Exclude the pictures; give every entry again exactly as written.

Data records
+===+

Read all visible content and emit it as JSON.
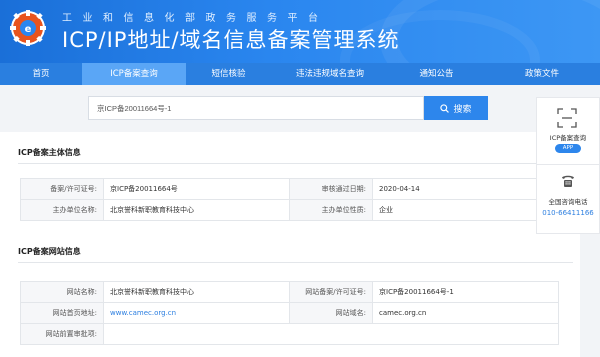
{
  "header": {
    "subtitle": "工业和信息化部政务服务平台",
    "title": "ICP/IP地址/域名信息备案管理系统"
  },
  "nav": {
    "items": [
      {
        "label": "首页"
      },
      {
        "label": "ICP备案查询"
      },
      {
        "label": "短信核验"
      },
      {
        "label": "违法违规域名查询"
      },
      {
        "label": "通知公告"
      },
      {
        "label": "政策文件"
      }
    ],
    "active_index": 1
  },
  "search": {
    "value": "京ICP备20011664号-1",
    "button_label": "搜索"
  },
  "subject_info": {
    "title": "ICP备案主体信息",
    "rows": [
      {
        "l1": "备案/许可证号:",
        "v1": "京ICP备20011664号",
        "l2": "审核通过日期:",
        "v2": "2020-04-14"
      },
      {
        "l1": "主办单位名称:",
        "v1": "北京誉科新职教育科技中心",
        "l2": "主办单位性质:",
        "v2": "企业"
      }
    ]
  },
  "website_info": {
    "title": "ICP备案网站信息",
    "rows": [
      {
        "l1": "网站名称:",
        "v1": "北京誉科新职教育科技中心",
        "l2": "网站备案/许可证号:",
        "v2": "京ICP备20011664号-1"
      },
      {
        "l1": "网站首页地址:",
        "v1": "www.camec.org.cn",
        "l2": "网站域名:",
        "v2": "camec.org.cn"
      },
      {
        "l1": "网站前置审批项:",
        "v1": "",
        "l2": "",
        "v2": ""
      }
    ]
  },
  "float_panel": {
    "query_label": "ICP备案查询",
    "app_badge": "APP",
    "hotline_label": "全国咨询电话",
    "hotline_number": "010-66411166"
  },
  "colors": {
    "header_blue": "#2a86ef",
    "nav_blue": "#2a7fe0",
    "nav_active": "#5aa6f6",
    "button_blue": "#2d86ec",
    "link_blue": "#2d7fe0"
  }
}
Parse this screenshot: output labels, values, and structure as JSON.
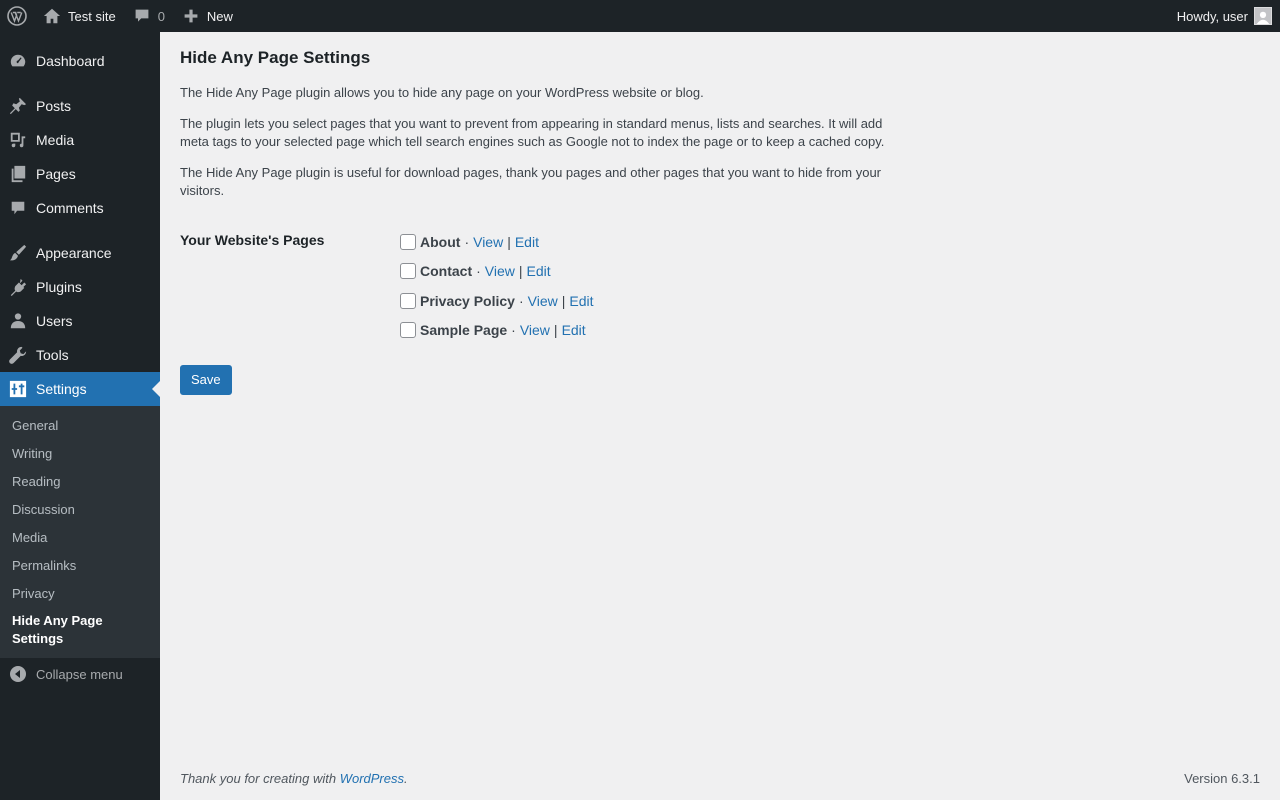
{
  "adminbar": {
    "site_name": "Test site",
    "comments_count": "0",
    "new_label": "New",
    "greeting": "Howdy, user"
  },
  "sidebar": {
    "items": [
      {
        "label": "Dashboard",
        "icon": "dashboard-icon"
      },
      {
        "label": "Posts",
        "icon": "pin-icon"
      },
      {
        "label": "Media",
        "icon": "media-icon"
      },
      {
        "label": "Pages",
        "icon": "pages-icon"
      },
      {
        "label": "Comments",
        "icon": "comment-icon"
      },
      {
        "label": "Appearance",
        "icon": "brush-icon"
      },
      {
        "label": "Plugins",
        "icon": "plug-icon"
      },
      {
        "label": "Users",
        "icon": "user-icon"
      },
      {
        "label": "Tools",
        "icon": "wrench-icon"
      },
      {
        "label": "Settings",
        "icon": "settings-icon"
      }
    ],
    "settings_submenu": [
      "General",
      "Writing",
      "Reading",
      "Discussion",
      "Media",
      "Permalinks",
      "Privacy",
      "Hide Any Page Settings"
    ],
    "collapse_label": "Collapse menu"
  },
  "main": {
    "title": "Hide Any Page Settings",
    "descriptions": [
      "The Hide Any Page plugin allows you to hide any page on your WordPress website or blog.",
      "The plugin lets you select pages that you want to prevent from appearing in standard menus, lists and searches. It will add meta tags to your selected page which tell search engines such as Google not to index the page or to keep a cached copy.",
      "The Hide Any Page plugin is useful for download pages, thank you pages and other pages that you want to hide from your visitors."
    ],
    "pages_label": "Your Website's Pages",
    "pages": [
      {
        "name": "About",
        "view": "View",
        "edit": "Edit",
        "checked": false
      },
      {
        "name": "Contact",
        "view": "View",
        "edit": "Edit",
        "checked": false
      },
      {
        "name": "Privacy Policy",
        "view": "View",
        "edit": "Edit",
        "checked": false
      },
      {
        "name": "Sample Page",
        "view": "View",
        "edit": "Edit",
        "checked": false
      }
    ],
    "save_label": "Save"
  },
  "footer": {
    "thanks_prefix": "Thank you for creating with ",
    "thanks_link": "WordPress",
    "thanks_suffix": ".",
    "version": "Version 6.3.1"
  },
  "colors": {
    "accent": "#2271b1",
    "adminbar_bg": "#1d2327",
    "content_bg": "#f0f0f1"
  }
}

+===+

## Solution to the problem
Read all visible content and emit it as JSON.
{
  "header": {
    "subtitle": "工业和信息化部政务服务平台",
    "title": "ICP/IP地址/域名信息备案管理系统"
  },
  "nav": {
    "items": [
      {
        "label": "首页"
      },
      {
        "label": "ICP备案查询"
      },
      {
        "label": "短信核验"
      },
      {
        "label": "违法违规域名查询"
      },
      {
        "label": "通知公告"
      },
      {
        "label": "政策文件"
      }
    ],
    "active_index": 1
  },
  "search": {
    "value": "京ICP备20011664号-1",
    "button_label": "搜索"
  },
  "subject_info": {
    "title": "ICP备案主体信息",
    "rows": [
      {
        "l1": "备案/许可证号:",
        "v1": "京ICP备20011664号",
        "l2": "审核通过日期:",
        "v2": "2020-04-14"
      },
      {
        "l1": "主办单位名称:",
        "v1": "北京誉科新职教育科技中心",
        "l2": "主办单位性质:",
        "v2": "企业"
      }
    ]
  },
  "website_info": {
    "title": "ICP备案网站信息",
    "rows": [
      {
        "l1": "网站名称:",
        "v1": "北京誉科新职教育科技中心",
        "l2": "网站备案/许可证号:",
        "v2": "京ICP备20011664号-1"
      },
      {
        "l1": "网站首页地址:",
        "v1": "www.camec.org.cn",
        "l2": "网站域名:",
        "v2": "camec.org.cn"
      },
      {
        "l1": "网站前置审批项:",
        "v1": "",
        "l2": "",
        "v2": ""
      }
    ]
  },
  "float_panel": {
    "query_label": "ICP备案查询",
    "app_badge": "APP",
    "hotline_label": "全国咨询电话",
    "hotline_number": "010-66411166"
  },
  "colors": {
    "header_blue": "#2a86ef",
    "nav_blue": "#2a7fe0",
    "nav_active": "#5aa6f6",
    "button_blue": "#2d86ec",
    "link_blue": "#2d7fe0"
  }
}
Parse this screenshot: output labels, values, and structure as JSON.
{
  "adminbar": {
    "site_name": "Test site",
    "comments_count": "0",
    "new_label": "New",
    "greeting": "Howdy, user"
  },
  "sidebar": {
    "items": [
      {
        "label": "Dashboard",
        "icon": "dashboard-icon"
      },
      {
        "label": "Posts",
        "icon": "pin-icon"
      },
      {
        "label": "Media",
        "icon": "media-icon"
      },
      {
        "label": "Pages",
        "icon": "pages-icon"
      },
      {
        "label": "Comments",
        "icon": "comment-icon"
      },
      {
        "label": "Appearance",
        "icon": "brush-icon"
      },
      {
        "label": "Plugins",
        "icon": "plug-icon"
      },
      {
        "label": "Users",
        "icon": "user-icon"
      },
      {
        "label": "Tools",
        "icon": "wrench-icon"
      },
      {
        "label": "Settings",
        "icon": "settings-icon"
      }
    ],
    "settings_submenu": [
      "General",
      "Writing",
      "Reading",
      "Discussion",
      "Media",
      "Permalinks",
      "Privacy",
      "Hide Any Page Settings"
    ],
    "collapse_label": "Collapse menu"
  },
  "main": {
    "title": "Hide Any Page Settings",
    "descriptions": [
      "The Hide Any Page plugin allows you to hide any page on your WordPress website or blog.",
      "The plugin lets you select pages that you want to prevent from appearing in standard menus, lists and searches. It will add meta tags to your selected page which tell search engines such as Google not to index the page or to keep a cached copy.",
      "The Hide Any Page plugin is useful for download pages, thank you pages and other pages that you want to hide from your visitors."
    ],
    "pages_label": "Your Website's Pages",
    "pages": [
      {
        "name": "About",
        "view": "View",
        "edit": "Edit",
        "checked": false
      },
      {
        "name": "Contact",
        "view": "View",
        "edit": "Edit",
        "checked": false
      },
      {
        "name": "Privacy Policy",
        "view": "View",
        "edit": "Edit",
        "checked": false
      },
      {
        "name": "Sample Page",
        "view": "View",
        "edit": "Edit",
        "checked": false
      }
    ],
    "save_label": "Save"
  },
  "footer": {
    "thanks_prefix": "Thank you for creating with ",
    "thanks_link": "WordPress",
    "thanks_suffix": ".",
    "version": "Version 6.3.1"
  },
  "colors": {
    "accent": "#2271b1",
    "adminbar_bg": "#1d2327",
    "content_bg": "#f0f0f1"
  }
}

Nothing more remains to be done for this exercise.